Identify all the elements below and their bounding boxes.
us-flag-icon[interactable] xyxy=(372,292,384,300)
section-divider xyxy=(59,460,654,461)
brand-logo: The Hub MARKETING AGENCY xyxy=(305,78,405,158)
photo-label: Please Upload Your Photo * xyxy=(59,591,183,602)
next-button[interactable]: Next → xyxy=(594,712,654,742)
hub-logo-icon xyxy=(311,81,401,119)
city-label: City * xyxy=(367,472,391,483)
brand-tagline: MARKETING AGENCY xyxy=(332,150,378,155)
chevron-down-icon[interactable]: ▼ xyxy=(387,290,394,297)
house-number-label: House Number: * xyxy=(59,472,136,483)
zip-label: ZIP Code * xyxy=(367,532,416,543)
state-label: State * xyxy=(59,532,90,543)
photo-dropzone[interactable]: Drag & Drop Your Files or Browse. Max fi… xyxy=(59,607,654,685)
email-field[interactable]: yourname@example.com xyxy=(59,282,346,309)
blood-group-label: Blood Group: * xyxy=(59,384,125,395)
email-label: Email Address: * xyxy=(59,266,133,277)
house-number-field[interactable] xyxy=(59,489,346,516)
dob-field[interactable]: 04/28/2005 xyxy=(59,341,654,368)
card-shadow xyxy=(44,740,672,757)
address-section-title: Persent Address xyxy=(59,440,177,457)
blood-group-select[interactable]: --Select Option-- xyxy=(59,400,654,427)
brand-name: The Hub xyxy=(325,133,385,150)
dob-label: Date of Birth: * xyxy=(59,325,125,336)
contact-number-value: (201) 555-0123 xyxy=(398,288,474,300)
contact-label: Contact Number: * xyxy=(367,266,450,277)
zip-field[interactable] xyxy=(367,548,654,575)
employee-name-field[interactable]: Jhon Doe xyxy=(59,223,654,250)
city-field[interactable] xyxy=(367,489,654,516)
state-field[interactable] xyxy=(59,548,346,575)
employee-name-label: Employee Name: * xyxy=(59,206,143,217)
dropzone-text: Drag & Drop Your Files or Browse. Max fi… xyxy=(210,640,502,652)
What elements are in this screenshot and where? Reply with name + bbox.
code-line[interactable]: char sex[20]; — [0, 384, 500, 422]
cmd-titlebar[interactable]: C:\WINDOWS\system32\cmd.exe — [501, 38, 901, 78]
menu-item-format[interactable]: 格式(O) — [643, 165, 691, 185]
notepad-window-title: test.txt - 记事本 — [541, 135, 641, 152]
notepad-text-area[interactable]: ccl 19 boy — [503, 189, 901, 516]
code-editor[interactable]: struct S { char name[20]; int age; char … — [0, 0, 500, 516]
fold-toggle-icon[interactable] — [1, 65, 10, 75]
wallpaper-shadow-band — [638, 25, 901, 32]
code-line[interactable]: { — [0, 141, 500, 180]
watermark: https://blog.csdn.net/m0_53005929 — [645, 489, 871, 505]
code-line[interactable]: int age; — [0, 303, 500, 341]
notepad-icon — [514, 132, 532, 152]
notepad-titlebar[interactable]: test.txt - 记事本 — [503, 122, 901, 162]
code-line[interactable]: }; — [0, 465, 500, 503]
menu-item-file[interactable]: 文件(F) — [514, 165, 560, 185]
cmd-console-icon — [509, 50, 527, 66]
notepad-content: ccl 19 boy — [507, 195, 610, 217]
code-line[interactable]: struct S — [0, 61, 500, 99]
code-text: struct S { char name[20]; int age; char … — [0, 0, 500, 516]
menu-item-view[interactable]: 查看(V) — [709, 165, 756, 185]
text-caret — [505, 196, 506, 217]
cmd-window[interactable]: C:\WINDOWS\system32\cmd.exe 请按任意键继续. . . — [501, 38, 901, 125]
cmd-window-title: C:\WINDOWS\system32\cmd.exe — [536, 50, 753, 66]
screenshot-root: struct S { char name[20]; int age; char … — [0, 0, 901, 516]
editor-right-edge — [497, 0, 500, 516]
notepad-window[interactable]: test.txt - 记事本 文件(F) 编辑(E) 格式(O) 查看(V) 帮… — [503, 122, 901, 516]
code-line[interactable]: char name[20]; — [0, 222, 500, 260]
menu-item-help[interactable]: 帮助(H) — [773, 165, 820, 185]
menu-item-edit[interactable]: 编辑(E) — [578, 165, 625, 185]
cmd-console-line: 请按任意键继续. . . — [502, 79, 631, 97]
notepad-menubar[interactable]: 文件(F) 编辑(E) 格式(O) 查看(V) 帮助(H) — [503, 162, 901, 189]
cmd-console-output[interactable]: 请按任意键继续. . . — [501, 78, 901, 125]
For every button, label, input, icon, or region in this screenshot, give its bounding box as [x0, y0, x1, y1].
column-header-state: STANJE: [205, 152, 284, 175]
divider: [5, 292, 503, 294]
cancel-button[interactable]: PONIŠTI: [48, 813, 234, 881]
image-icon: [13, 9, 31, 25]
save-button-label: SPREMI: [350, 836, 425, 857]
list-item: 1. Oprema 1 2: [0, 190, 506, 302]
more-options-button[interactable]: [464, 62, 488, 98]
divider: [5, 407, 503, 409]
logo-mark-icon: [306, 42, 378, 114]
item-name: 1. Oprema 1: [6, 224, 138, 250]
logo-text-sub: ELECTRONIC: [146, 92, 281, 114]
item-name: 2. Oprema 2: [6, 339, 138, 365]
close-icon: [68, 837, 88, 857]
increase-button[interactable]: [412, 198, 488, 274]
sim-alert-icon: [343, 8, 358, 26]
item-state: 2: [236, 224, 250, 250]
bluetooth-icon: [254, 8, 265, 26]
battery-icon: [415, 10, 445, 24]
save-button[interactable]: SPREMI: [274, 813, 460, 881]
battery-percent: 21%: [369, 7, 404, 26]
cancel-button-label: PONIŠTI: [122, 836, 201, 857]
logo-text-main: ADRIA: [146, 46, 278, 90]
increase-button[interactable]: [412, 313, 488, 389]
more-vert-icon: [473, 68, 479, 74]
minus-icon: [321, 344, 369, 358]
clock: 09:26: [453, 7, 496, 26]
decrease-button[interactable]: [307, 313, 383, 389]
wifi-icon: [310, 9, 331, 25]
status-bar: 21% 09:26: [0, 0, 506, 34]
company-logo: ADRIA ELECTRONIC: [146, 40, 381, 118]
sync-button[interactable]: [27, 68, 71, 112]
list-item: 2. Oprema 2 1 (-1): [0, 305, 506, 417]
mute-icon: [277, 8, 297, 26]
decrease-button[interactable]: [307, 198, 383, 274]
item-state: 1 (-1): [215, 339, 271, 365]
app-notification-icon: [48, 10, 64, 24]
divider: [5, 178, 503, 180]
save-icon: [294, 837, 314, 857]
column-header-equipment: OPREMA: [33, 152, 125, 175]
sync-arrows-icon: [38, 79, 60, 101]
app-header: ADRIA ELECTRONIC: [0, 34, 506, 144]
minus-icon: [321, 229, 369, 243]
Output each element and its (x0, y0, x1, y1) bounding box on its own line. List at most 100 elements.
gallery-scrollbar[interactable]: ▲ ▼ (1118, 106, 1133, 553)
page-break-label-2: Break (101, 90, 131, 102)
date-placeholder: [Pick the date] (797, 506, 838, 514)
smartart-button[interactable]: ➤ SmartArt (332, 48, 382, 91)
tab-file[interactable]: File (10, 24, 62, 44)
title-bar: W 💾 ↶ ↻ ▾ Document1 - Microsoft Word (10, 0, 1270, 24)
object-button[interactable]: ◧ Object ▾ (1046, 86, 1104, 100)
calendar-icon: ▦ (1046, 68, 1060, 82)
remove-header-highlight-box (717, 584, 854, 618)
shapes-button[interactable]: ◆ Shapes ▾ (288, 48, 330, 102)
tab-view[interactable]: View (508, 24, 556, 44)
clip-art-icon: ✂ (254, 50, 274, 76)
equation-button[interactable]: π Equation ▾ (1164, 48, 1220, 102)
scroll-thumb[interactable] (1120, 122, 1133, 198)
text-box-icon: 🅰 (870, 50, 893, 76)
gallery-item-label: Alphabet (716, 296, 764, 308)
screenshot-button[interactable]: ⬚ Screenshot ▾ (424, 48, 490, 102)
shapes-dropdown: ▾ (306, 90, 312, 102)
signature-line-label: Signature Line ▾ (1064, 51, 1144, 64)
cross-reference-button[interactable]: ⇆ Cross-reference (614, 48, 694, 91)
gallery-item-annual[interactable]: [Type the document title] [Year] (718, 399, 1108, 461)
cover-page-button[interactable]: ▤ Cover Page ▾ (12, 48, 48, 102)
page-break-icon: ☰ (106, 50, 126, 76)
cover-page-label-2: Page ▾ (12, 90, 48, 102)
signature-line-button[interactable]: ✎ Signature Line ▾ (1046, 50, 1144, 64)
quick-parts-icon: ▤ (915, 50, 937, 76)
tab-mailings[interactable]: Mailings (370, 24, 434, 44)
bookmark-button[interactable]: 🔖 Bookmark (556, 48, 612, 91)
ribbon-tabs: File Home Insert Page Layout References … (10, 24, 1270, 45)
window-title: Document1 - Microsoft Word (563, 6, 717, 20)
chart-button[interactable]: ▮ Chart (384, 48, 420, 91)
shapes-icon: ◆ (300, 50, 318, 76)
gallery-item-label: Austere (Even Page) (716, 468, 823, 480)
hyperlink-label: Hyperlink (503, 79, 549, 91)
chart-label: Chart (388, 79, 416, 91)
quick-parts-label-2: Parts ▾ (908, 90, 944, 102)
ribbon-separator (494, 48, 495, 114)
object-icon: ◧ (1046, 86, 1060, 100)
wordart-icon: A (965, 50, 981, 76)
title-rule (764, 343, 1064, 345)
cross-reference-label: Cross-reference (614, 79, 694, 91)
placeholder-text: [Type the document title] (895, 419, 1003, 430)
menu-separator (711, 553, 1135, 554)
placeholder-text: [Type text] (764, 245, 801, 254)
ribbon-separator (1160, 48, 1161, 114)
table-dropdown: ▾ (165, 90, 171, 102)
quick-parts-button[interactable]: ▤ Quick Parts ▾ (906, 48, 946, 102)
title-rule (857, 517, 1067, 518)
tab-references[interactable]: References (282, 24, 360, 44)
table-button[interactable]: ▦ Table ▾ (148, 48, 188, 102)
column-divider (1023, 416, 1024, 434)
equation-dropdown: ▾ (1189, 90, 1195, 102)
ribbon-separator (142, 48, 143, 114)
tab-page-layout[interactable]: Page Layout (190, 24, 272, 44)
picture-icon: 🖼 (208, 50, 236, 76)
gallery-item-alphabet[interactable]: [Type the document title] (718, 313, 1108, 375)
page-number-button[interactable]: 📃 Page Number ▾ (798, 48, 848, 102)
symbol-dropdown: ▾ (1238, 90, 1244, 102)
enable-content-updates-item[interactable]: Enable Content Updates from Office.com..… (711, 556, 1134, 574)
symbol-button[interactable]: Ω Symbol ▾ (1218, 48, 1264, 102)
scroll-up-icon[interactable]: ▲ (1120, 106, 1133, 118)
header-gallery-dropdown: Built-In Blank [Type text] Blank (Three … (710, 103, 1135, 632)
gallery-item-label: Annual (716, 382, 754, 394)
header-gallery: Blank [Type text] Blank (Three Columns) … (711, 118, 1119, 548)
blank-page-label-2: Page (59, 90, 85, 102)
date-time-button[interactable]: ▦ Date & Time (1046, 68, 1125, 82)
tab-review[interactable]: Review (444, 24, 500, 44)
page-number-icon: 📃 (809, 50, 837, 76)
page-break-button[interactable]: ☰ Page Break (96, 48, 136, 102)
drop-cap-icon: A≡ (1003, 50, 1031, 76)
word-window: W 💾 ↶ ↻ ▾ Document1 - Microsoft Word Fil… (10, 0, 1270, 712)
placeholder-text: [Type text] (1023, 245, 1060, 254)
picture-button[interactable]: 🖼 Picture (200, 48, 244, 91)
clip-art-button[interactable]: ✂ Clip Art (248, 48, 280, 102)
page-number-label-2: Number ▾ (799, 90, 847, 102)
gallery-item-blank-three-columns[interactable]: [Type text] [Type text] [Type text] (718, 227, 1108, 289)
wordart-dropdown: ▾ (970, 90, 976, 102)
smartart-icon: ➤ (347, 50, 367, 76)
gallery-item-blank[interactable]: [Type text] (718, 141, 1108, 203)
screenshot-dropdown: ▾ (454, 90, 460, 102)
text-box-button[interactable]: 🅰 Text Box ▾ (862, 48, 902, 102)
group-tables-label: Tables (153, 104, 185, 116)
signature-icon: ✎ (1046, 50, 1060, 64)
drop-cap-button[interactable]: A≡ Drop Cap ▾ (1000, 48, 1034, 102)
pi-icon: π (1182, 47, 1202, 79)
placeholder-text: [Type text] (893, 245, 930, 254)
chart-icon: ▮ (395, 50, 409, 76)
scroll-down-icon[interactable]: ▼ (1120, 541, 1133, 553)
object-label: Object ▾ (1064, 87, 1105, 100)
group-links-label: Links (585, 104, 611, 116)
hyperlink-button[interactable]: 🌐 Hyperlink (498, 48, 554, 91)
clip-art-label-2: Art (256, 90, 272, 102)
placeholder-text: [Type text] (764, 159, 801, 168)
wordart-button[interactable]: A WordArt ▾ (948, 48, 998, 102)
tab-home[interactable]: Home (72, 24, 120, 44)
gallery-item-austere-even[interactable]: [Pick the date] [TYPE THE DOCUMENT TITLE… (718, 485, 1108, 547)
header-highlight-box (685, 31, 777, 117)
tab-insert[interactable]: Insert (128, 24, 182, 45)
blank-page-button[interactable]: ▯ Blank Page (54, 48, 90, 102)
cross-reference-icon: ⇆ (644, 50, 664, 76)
----
-- Requirements --
Can you copy out, with no changes, every row from the very first one through the line containing "wallpaper-shadow-band — [638, 25, 901, 32]", including both of those rows?

-- Finished exercise --
Identify all the elements below and their bounding boxes.
us-flag-icon[interactable] xyxy=(372,292,384,300)
section-divider xyxy=(59,460,654,461)
brand-logo: The Hub MARKETING AGENCY xyxy=(305,78,405,158)
photo-label: Please Upload Your Photo * xyxy=(59,591,183,602)
next-button[interactable]: Next → xyxy=(594,712,654,742)
hub-logo-icon xyxy=(311,81,401,119)
city-label: City * xyxy=(367,472,391,483)
brand-tagline: MARKETING AGENCY xyxy=(332,150,378,155)
chevron-down-icon[interactable]: ▼ xyxy=(387,290,394,297)
house-number-label: House Number: * xyxy=(59,472,136,483)
zip-label: ZIP Code * xyxy=(367,532,416,543)
state-label: State * xyxy=(59,532,90,543)
photo-dropzone[interactable]: Drag & Drop Your Files or Browse. Max fi… xyxy=(59,607,654,685)
email-field[interactable]: yourname@example.com xyxy=(59,282,346,309)
blood-group-label: Blood Group: * xyxy=(59,384,125,395)
email-label: Email Address: * xyxy=(59,266,133,277)
house-number-field[interactable] xyxy=(59,489,346,516)
dob-field[interactable]: 04/28/2005 xyxy=(59,341,654,368)
card-shadow xyxy=(44,740,672,757)
address-section-title: Persent Address xyxy=(59,440,177,457)
blood-group-select[interactable]: --Select Option-- xyxy=(59,400,654,427)
brand-name: The Hub xyxy=(325,133,385,150)
dob-label: Date of Birth: * xyxy=(59,325,125,336)
contact-number-value: (201) 555-0123 xyxy=(398,288,474,300)
contact-label: Contact Number: * xyxy=(367,266,450,277)
zip-field[interactable] xyxy=(367,548,654,575)
employee-name-field[interactable]: Jhon Doe xyxy=(59,223,654,250)
city-field[interactable] xyxy=(367,489,654,516)
state-field[interactable] xyxy=(59,548,346,575)
employee-name-label: Employee Name: * xyxy=(59,206,143,217)
dropzone-text: Drag & Drop Your Files or Browse. Max fi… xyxy=(210,640,502,652)
What elements are in this screenshot and where? Reply with name + bbox.
code-line[interactable]: char sex[20]; — [0, 384, 500, 422]
cmd-titlebar[interactable]: C:\WINDOWS\system32\cmd.exe — [501, 38, 901, 78]
menu-item-format[interactable]: 格式(O) — [643, 165, 691, 185]
notepad-window-title: test.txt - 记事本 — [541, 135, 641, 152]
notepad-text-area[interactable]: ccl 19 boy — [503, 189, 901, 516]
code-editor[interactable]: struct S { char name[20]; int age; char … — [0, 0, 500, 516]
fold-toggle-icon[interactable] — [1, 65, 10, 75]
wallpaper-shadow-band — [638, 25, 901, 32]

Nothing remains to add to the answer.